--- Provided information ---
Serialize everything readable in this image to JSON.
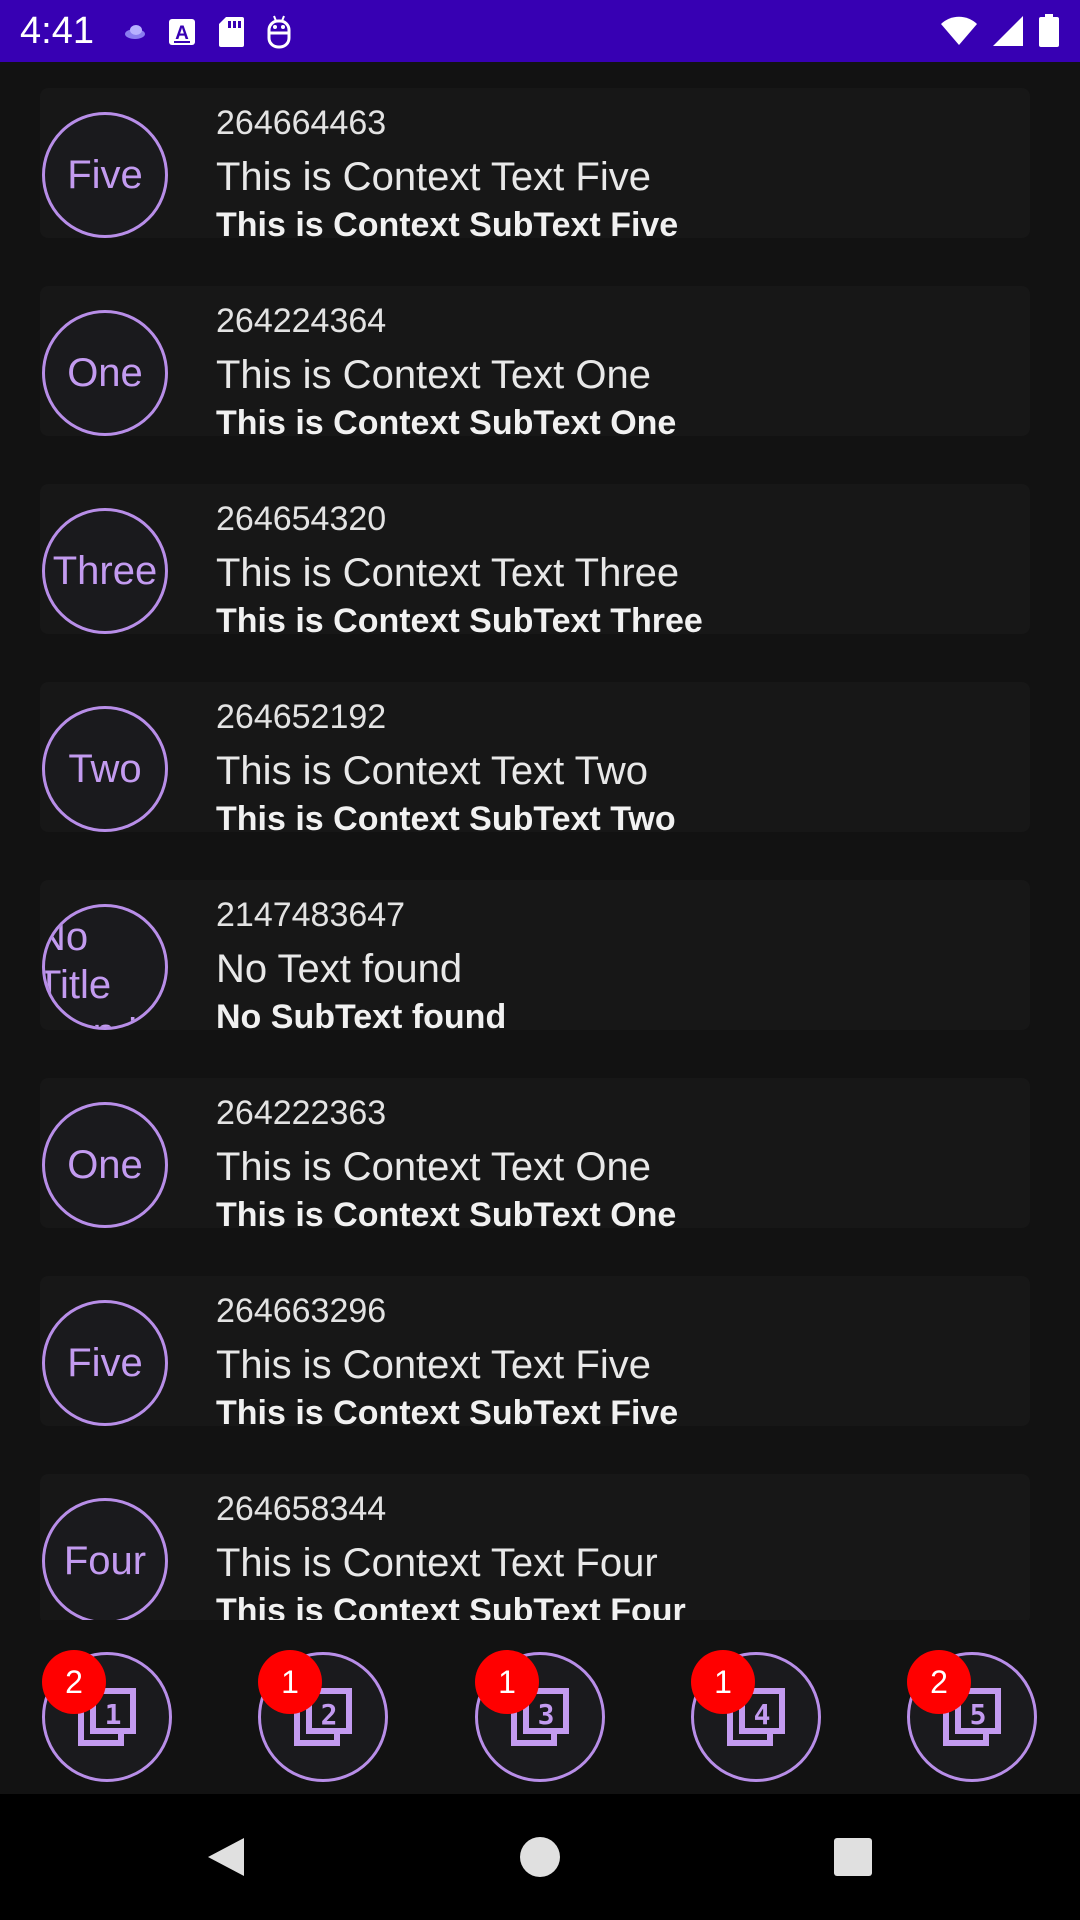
{
  "status_bar": {
    "time": "4:41",
    "left_icons": [
      "cloud-icon",
      "font-a-icon",
      "sd-card-icon",
      "android-robot-icon"
    ],
    "right_icons": [
      "wifi-icon",
      "cellular-signal-icon",
      "battery-icon"
    ]
  },
  "list": {
    "items": [
      {
        "id": "264664463",
        "avatar": "Five",
        "title": "This is Context Text Five",
        "subtitle": "This is Context SubText Five"
      },
      {
        "id": "264224364",
        "avatar": "One",
        "title": "This is Context Text One",
        "subtitle": "This is Context SubText One"
      },
      {
        "id": "264654320",
        "avatar": "Three",
        "title": "This is Context Text Three",
        "subtitle": "This is Context SubText Three"
      },
      {
        "id": "264652192",
        "avatar": "Two",
        "title": "This is Context Text Two",
        "subtitle": "This is Context SubText Two"
      },
      {
        "id": "2147483647",
        "avatar": "No Title found",
        "title": "No Text found",
        "subtitle": "No SubText found"
      },
      {
        "id": "264222363",
        "avatar": "One",
        "title": "This is Context Text One",
        "subtitle": "This is Context SubText One"
      },
      {
        "id": "264663296",
        "avatar": "Five",
        "title": "This is Context Text Five",
        "subtitle": "This is Context SubText Five"
      },
      {
        "id": "264658344",
        "avatar": "Four",
        "title": "This is Context Text Four",
        "subtitle": "This is Context SubText Four"
      }
    ]
  },
  "tab_bar": {
    "tabs": [
      {
        "icon": "filter-1-icon",
        "badge": "2"
      },
      {
        "icon": "filter-2-icon",
        "badge": "1"
      },
      {
        "icon": "filter-3-icon",
        "badge": "1"
      },
      {
        "icon": "filter-4-icon",
        "badge": "1"
      },
      {
        "icon": "filter-5-icon",
        "badge": "2"
      }
    ]
  },
  "nav_bar": {
    "buttons": [
      "back-icon",
      "home-icon",
      "recents-icon"
    ]
  },
  "colors": {
    "status_bar": "#3700b3",
    "background": "#121212",
    "accent": "#bb86fc",
    "badge": "#ff0000"
  }
}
---
A faithful copy of the records above is needed, with the pictures left out.

Serialize everything readable in this image to JSON.
{
  "status_bar": {
    "time": "4:41",
    "left_icons": [
      "cloud-icon",
      "font-a-icon",
      "sd-card-icon",
      "android-robot-icon"
    ],
    "right_icons": [
      "wifi-icon",
      "cellular-signal-icon",
      "battery-icon"
    ]
  },
  "list": {
    "items": [
      {
        "id": "264664463",
        "avatar": "Five",
        "title": "This is Context Text Five",
        "subtitle": "This is Context SubText Five"
      },
      {
        "id": "264224364",
        "avatar": "One",
        "title": "This is Context Text One",
        "subtitle": "This is Context SubText One"
      },
      {
        "id": "264654320",
        "avatar": "Three",
        "title": "This is Context Text Three",
        "subtitle": "This is Context SubText Three"
      },
      {
        "id": "264652192",
        "avatar": "Two",
        "title": "This is Context Text Two",
        "subtitle": "This is Context SubText Two"
      },
      {
        "id": "2147483647",
        "avatar": "No Title found",
        "title": "No Text found",
        "subtitle": "No SubText found"
      },
      {
        "id": "264222363",
        "avatar": "One",
        "title": "This is Context Text One",
        "subtitle": "This is Context SubText One"
      },
      {
        "id": "264663296",
        "avatar": "Five",
        "title": "This is Context Text Five",
        "subtitle": "This is Context SubText Five"
      },
      {
        "id": "264658344",
        "avatar": "Four",
        "title": "This is Context Text Four",
        "subtitle": "This is Context SubText Four"
      }
    ]
  },
  "tab_bar": {
    "tabs": [
      {
        "icon": "filter-1-icon",
        "badge": "2"
      },
      {
        "icon": "filter-2-icon",
        "badge": "1"
      },
      {
        "icon": "filter-3-icon",
        "badge": "1"
      },
      {
        "icon": "filter-4-icon",
        "badge": "1"
      },
      {
        "icon": "filter-5-icon",
        "badge": "2"
      }
    ]
  },
  "nav_bar": {
    "buttons": [
      "back-icon",
      "home-icon",
      "recents-icon"
    ]
  },
  "colors": {
    "status_bar": "#3700b3",
    "background": "#121212",
    "accent": "#bb86fc",
    "badge": "#ff0000"
  }
}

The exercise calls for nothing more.